====== Material provided ======
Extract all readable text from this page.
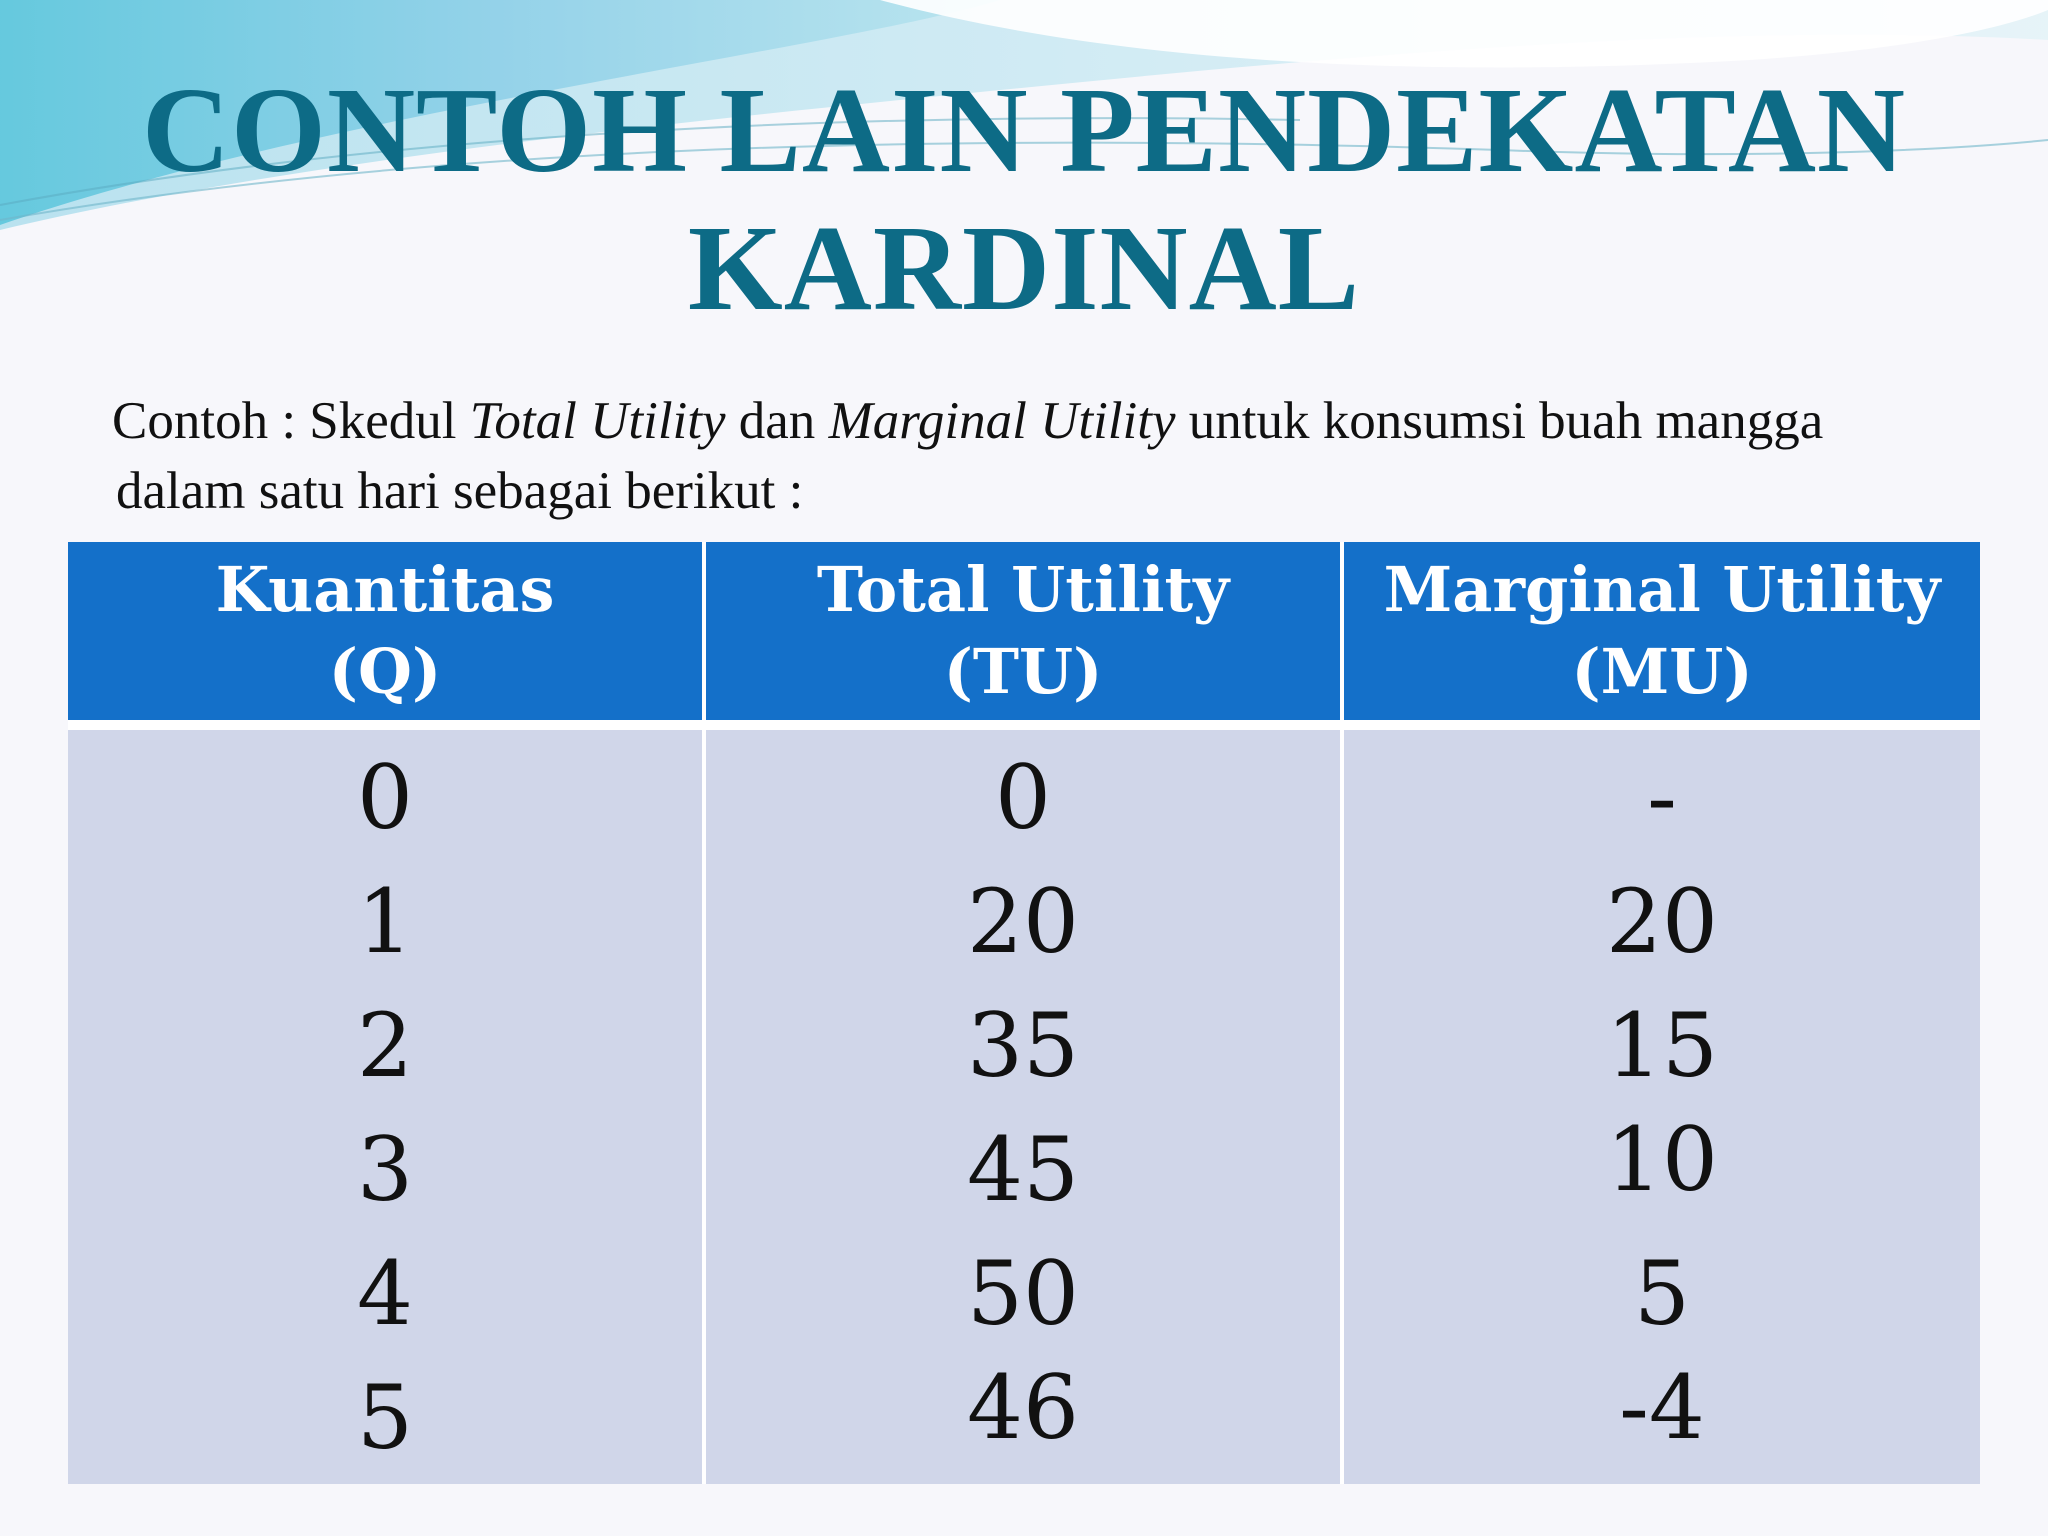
CONTOH LAIN PENDEKATAN
KARDINAL
Contoh : Skedul Total Utility dan Marginal Utility untuk konsumsi buah mangga
dalam satu hari sebagai berikut :
Kuantitas
(Q)
Total Utility
(TU)
Marginal Utility
(MU)
0
1
2
3
4
5
0
20
35
45
50
46
-
20
15
10
5
-4
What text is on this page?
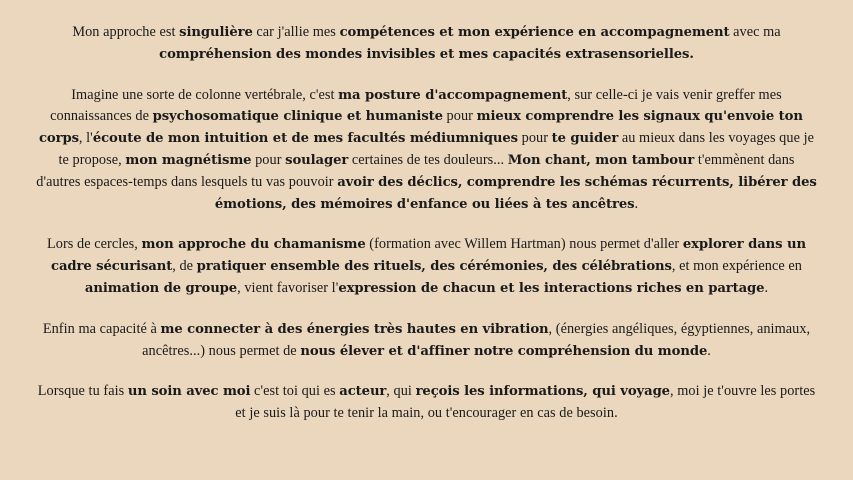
Mon approche est singulière car j'allie mes compétences et mon expérience en accompagnement avec ma compréhension des mondes invisibles et mes capacités extrasensorielles.

Imagine une sorte de colonne vertébrale, c'est ma posture d'accompagnement, sur celle-ci je vais venir greffer mes connaissances de psychosomatique clinique et humaniste pour mieux comprendre les signaux qu'envoie ton corps, l'écoute de mon intuition et de mes facultés médiumniques pour te guider au mieux dans les voyages que je te propose, mon magnétisme pour soulager certaines de tes douleurs... Mon chant, mon tambour t'emmènent dans d'autres espaces-temps dans lesquels tu vas pouvoir avoir des déclics, comprendre les schémas récurrents, libérer des émotions, des mémoires d'enfance ou liées à tes ancêtres.

Lors de cercles, mon approche du chamanisme (formation avec Willem Hartman) nous permet d'aller explorer dans un cadre sécurisant, de pratiquer ensemble des rituels, des cérémonies, des célébrations, et mon expérience en animation de groupe, vient favoriser l'expression de chacun et les interactions riches en partage.

Enfin ma capacité à me connecter à des énergies très hautes en vibration, (énergies angéliques, égyptiennes, animaux, ancêtres...) nous permet de nous élever et d'affiner notre compréhension du monde.

Lorsque tu fais un soin avec moi c'est toi qui es acteur, qui reçois les informations, qui voyage, moi je t'ouvre les portes et je suis là pour te tenir la main, ou t'encourager en cas de besoin.
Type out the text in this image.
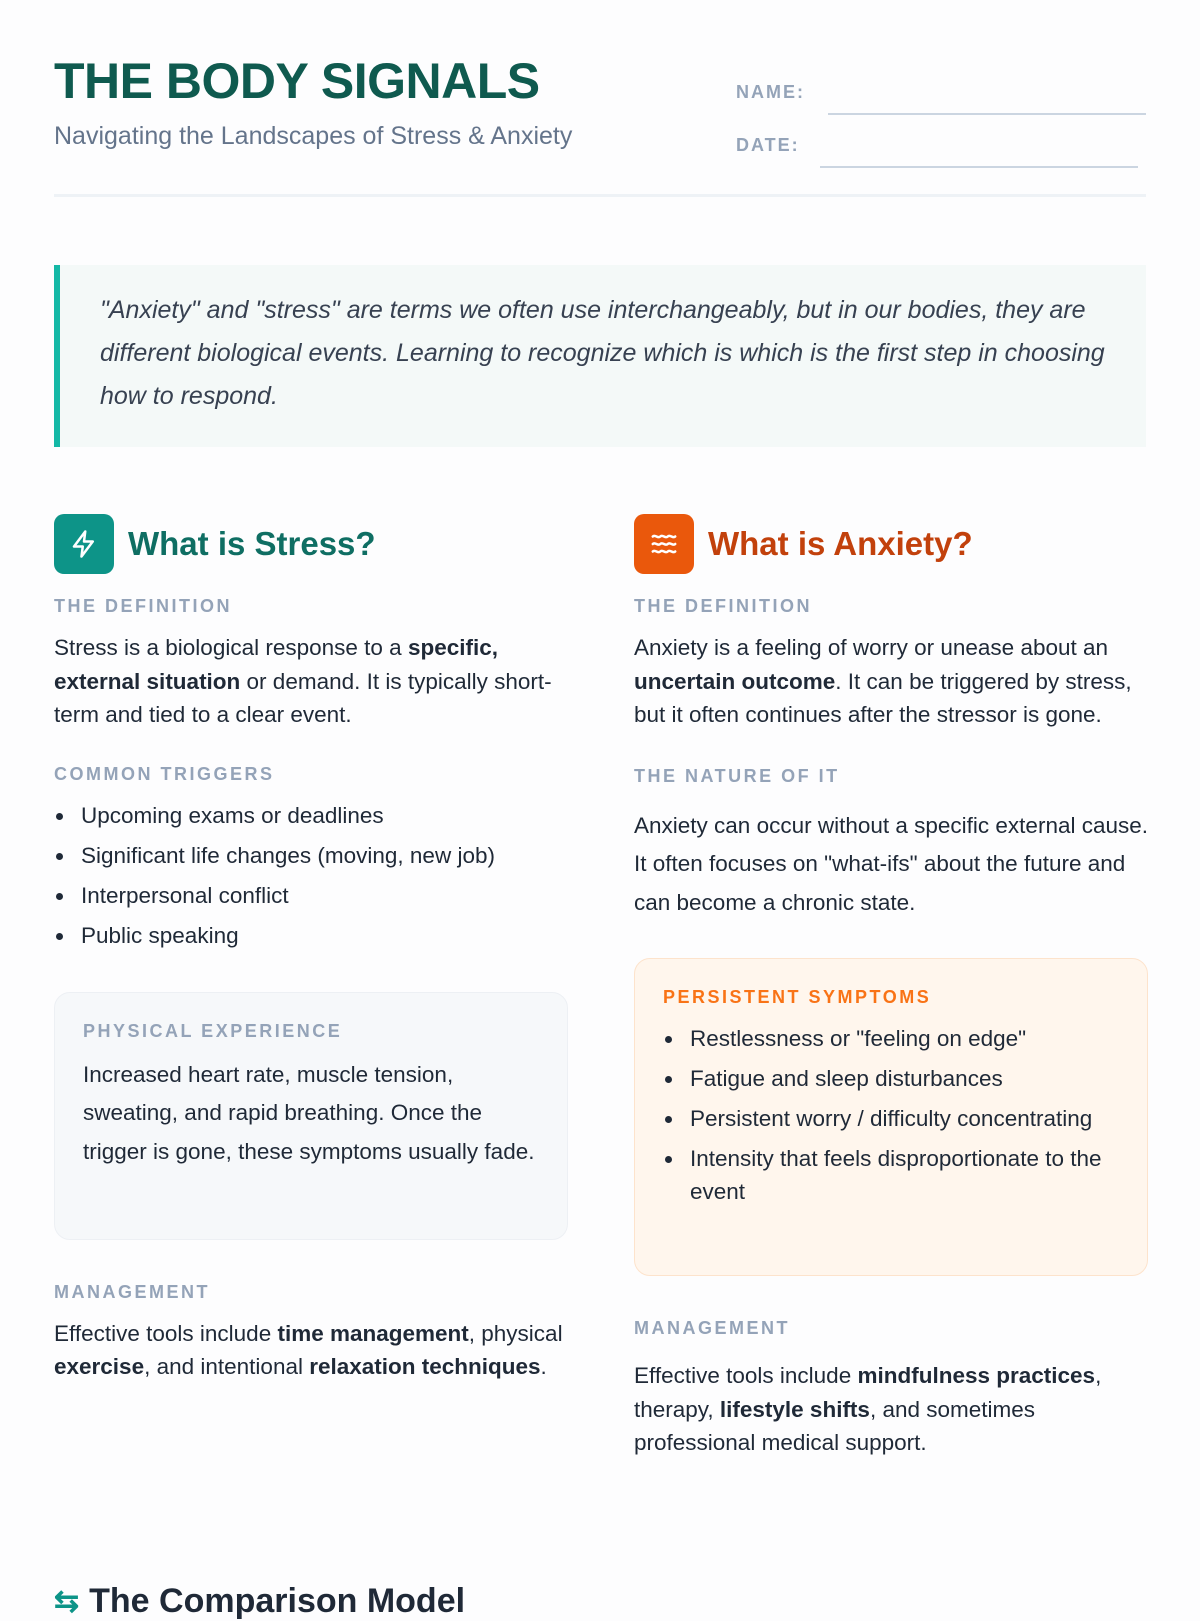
THE BODY SIGNALS
Navigating the Landscapes of Stress & Anxiety
NAME:
DATE:

"Anxiety" and "stress" are terms we often use interchangeably, but in our bodies, they are different biological events. Learning to recognize which is which is the first step in choosing how to respond.

What is Stress?
THE DEFINITION

Stress is a biological response to a specific, external situation or demand. It is typically short-term and tied to a clear event.

COMMON TRIGGERS
Upcoming exams or deadlines
Significant life changes (moving, new job)
Interpersonal conflict
Public speaking
PHYSICAL EXPERIENCE

Increased heart rate, muscle tension, sweating, and rapid breathing. Once the trigger is gone, these symptoms usually fade.

MANAGEMENT

Effective tools include time management, physical exercise, and intentional relaxation techniques.

What is Anxiety?
THE DEFINITION

Anxiety is a feeling of worry or unease about an uncertain outcome. It can be triggered by stress, but it often continues after the stressor is gone.

THE NATURE OF IT

Anxiety can occur without a specific external cause. It often focuses on "what-ifs" about the future and can become a chronic state.

PERSISTENT SYMPTOMS
Restlessness or "feeling on edge"
Fatigue and sleep disturbances
Persistent worry / difficulty concentrating
Intensity that feels disproportionate to the event
MANAGEMENT

Effective tools include mindfulness practices, therapy, lifestyle shifts, and sometimes professional medical support.

⇆ The Comparison Model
======
Exercise details -> Gather all lines from the listing above in which "permet" occurs.

Exercise answer ->
Lors de cercles, mon approche du chamanisme (formation avec Willem Hartman) nous permet d'aller explorer dans un cadre sécurisant, de pratiquer ensemble des rituels, des cérémonies, des célébrations, et mon expérience en animation de groupe, vient favoriser l'expression de chacun et les interactions riches en partage.
Enfin ma capacité à me connecter à des énergies très hautes en vibration, (énergies angéliques, égyptiennes, animaux, ancêtres...) nous permet de nous élever et d'affiner notre compréhension du monde.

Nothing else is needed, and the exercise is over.